= Written task =
Read the lines below. Copy out any that hold the string "brand".

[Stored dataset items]
====================

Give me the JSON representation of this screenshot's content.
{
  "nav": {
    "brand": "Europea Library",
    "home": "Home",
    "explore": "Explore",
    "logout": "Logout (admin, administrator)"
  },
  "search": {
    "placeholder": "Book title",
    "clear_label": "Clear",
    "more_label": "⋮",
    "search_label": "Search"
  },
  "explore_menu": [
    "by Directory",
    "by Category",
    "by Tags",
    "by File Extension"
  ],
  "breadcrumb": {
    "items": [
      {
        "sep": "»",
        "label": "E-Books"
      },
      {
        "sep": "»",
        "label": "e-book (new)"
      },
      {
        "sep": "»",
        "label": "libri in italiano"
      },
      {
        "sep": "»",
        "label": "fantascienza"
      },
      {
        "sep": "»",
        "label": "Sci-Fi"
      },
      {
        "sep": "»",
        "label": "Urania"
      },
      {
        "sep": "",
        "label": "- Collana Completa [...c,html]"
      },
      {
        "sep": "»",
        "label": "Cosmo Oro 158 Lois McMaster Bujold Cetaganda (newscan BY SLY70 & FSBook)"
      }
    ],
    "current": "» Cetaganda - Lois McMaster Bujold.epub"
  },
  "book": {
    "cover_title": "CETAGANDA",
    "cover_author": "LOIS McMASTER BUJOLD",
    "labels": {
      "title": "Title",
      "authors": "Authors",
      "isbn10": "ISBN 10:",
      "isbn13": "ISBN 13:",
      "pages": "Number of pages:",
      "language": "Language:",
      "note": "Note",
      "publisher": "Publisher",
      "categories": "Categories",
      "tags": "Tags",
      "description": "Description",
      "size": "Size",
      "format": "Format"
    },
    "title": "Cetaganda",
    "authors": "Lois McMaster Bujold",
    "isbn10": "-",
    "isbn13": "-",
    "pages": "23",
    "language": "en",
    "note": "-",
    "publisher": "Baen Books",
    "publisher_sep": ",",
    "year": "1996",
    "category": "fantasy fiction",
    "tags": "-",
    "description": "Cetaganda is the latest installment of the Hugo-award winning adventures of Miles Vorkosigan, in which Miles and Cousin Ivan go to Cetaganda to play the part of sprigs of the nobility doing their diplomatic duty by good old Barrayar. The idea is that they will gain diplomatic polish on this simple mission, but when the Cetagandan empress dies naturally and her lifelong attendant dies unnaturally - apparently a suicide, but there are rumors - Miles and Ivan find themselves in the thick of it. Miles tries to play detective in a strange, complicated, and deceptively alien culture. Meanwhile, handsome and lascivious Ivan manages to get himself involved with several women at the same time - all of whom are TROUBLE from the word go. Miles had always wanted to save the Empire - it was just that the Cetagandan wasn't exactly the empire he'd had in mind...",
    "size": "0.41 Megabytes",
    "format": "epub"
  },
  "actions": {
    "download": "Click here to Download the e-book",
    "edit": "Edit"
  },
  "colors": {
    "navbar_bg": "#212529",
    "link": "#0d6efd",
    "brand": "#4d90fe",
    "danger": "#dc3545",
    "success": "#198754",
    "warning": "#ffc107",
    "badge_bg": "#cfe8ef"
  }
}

====================

= Solution to this problem =
    "brand": "Europea Library",
    "brand": "#4d90fe",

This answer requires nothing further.